- GIVEN TASK:
Retype each entry below exactly as it stands.

--- BEGIN ---

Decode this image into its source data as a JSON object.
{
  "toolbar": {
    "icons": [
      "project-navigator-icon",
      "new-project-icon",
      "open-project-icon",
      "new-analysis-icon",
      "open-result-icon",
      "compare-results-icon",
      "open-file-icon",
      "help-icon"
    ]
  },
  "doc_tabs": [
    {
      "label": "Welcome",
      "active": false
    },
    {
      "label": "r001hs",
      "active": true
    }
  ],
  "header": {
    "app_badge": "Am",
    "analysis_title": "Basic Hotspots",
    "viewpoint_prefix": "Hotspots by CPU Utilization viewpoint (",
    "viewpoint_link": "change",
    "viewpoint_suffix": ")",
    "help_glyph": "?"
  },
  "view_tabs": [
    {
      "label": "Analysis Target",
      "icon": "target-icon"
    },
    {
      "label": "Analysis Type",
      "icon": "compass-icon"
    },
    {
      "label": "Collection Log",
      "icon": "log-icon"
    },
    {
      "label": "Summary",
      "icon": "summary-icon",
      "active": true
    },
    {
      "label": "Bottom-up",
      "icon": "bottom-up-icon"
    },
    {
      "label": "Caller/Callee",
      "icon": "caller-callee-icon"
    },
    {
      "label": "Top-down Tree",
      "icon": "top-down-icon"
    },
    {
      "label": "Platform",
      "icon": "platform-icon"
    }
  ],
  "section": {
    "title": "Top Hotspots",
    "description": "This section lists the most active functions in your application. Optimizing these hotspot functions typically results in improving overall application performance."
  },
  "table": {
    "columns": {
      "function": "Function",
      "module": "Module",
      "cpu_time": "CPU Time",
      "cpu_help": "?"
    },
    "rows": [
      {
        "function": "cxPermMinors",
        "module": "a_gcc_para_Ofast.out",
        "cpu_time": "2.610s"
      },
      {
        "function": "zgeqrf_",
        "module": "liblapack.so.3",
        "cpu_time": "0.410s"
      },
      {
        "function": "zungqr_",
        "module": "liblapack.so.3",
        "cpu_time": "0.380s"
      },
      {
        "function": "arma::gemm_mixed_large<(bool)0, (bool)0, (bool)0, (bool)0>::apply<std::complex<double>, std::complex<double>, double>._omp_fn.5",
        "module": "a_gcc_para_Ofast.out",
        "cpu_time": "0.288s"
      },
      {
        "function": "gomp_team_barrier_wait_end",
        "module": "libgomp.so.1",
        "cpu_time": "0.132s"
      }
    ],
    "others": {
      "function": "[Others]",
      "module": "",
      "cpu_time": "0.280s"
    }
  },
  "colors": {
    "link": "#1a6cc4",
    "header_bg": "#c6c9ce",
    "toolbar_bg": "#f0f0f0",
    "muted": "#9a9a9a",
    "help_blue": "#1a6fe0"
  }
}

--- END ---

- THE ANSWER:
Decode this image into its source data as a JSON object.
{
  "toolbar": {
    "icons": [
      "project-navigator-icon",
      "new-project-icon",
      "open-project-icon",
      "new-analysis-icon",
      "open-result-icon",
      "compare-results-icon",
      "open-file-icon",
      "help-icon"
    ]
  },
  "doc_tabs": [
    {
      "label": "Welcome",
      "active": false
    },
    {
      "label": "r001hs",
      "active": true
    }
  ],
  "header": {
    "app_badge": "Am",
    "analysis_title": "Basic Hotspots",
    "viewpoint_prefix": "Hotspots by CPU Utilization viewpoint (",
    "viewpoint_link": "change",
    "viewpoint_suffix": ")",
    "help_glyph": "?"
  },
  "view_tabs": [
    {
      "label": "Analysis Target",
      "icon": "target-icon"
    },
    {
      "label": "Analysis Type",
      "icon": "compass-icon"
    },
    {
      "label": "Collection Log",
      "icon": "log-icon"
    },
    {
      "label": "Summary",
      "icon": "summary-icon",
      "active": true
    },
    {
      "label": "Bottom-up",
      "icon": "bottom-up-icon"
    },
    {
      "label": "Caller/Callee",
      "icon": "caller-callee-icon"
    },
    {
      "label": "Top-down Tree",
      "icon": "top-down-icon"
    },
    {
      "label": "Platform",
      "icon": "platform-icon"
    }
  ],
  "section": {
    "title": "Top Hotspots",
    "description": "This section lists the most active functions in your application. Optimizing these hotspot functions typically results in improving overall application performance."
  },
  "table": {
    "columns": {
      "function": "Function",
      "module": "Module",
      "cpu_time": "CPU Time",
      "cpu_help": "?"
    },
    "rows": [
      {
        "function": "cxPermMinors",
        "module": "a_gcc_para_Ofast.out",
        "cpu_time": "2.610s"
      },
      {
        "function": "zgeqrf_",
        "module": "liblapack.so.3",
        "cpu_time": "0.410s"
      },
      {
        "function": "zungqr_",
        "module": "liblapack.so.3",
        "cpu_time": "0.380s"
      },
      {
        "function": "arma::gemm_mixed_large<(bool)0, (bool)0, (bool)0, (bool)0>::apply<std::complex<double>, std::complex<double>, double>._omp_fn.5",
        "module": "a_gcc_para_Ofast.out",
        "cpu_time": "0.288s"
      },
      {
        "function": "gomp_team_barrier_wait_end",
        "module": "libgomp.so.1",
        "cpu_time": "0.132s"
      }
    ],
    "others": {
      "function": "[Others]",
      "module": "",
      "cpu_time": "0.280s"
    }
  },
  "colors": {
    "link": "#1a6cc4",
    "header_bg": "#c6c9ce",
    "toolbar_bg": "#f0f0f0",
    "muted": "#9a9a9a",
    "help_blue": "#1a6fe0"
  }
}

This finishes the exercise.